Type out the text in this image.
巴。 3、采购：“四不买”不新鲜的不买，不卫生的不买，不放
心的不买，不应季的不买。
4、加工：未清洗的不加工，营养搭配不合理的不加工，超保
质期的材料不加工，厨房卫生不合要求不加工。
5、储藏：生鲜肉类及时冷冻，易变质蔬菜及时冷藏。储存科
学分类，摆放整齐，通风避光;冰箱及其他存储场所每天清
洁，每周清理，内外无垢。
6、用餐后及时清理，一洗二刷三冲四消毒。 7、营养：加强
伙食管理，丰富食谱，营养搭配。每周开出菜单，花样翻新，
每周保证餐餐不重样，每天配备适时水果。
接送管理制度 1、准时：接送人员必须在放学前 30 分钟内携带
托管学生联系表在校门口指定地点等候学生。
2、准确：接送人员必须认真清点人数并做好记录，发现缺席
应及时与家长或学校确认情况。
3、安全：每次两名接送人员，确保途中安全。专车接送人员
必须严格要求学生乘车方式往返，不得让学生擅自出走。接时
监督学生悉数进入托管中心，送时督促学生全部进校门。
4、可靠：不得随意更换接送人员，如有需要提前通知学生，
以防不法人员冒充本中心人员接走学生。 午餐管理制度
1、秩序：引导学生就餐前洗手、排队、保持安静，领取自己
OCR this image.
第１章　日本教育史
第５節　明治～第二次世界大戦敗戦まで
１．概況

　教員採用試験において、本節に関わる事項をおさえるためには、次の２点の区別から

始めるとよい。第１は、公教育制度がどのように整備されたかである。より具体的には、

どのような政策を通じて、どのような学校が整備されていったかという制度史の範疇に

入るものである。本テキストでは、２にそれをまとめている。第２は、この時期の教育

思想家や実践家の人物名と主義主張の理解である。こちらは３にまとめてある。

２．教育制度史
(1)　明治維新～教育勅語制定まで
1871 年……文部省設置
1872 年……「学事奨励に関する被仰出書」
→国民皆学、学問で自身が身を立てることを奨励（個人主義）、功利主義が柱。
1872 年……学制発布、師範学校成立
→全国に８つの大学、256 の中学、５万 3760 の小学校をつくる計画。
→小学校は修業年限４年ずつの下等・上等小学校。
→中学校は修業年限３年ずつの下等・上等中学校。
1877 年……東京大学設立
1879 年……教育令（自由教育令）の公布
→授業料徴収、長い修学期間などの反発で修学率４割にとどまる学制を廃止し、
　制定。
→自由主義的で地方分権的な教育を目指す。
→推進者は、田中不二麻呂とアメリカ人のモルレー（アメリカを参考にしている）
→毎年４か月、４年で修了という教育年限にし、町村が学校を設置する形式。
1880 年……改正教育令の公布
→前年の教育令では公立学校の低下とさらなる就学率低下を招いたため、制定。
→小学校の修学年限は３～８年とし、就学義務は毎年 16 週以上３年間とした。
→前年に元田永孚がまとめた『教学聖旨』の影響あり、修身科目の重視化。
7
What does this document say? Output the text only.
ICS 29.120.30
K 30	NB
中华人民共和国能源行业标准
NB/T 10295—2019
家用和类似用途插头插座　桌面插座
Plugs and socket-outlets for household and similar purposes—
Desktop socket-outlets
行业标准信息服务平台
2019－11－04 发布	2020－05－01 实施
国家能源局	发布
-----
* Task statement *
Return the lines of the records that include the string "socket".

* Output for this task *
Plugs and socket-outlets for household and similar purposes—
Desktop socket-outlets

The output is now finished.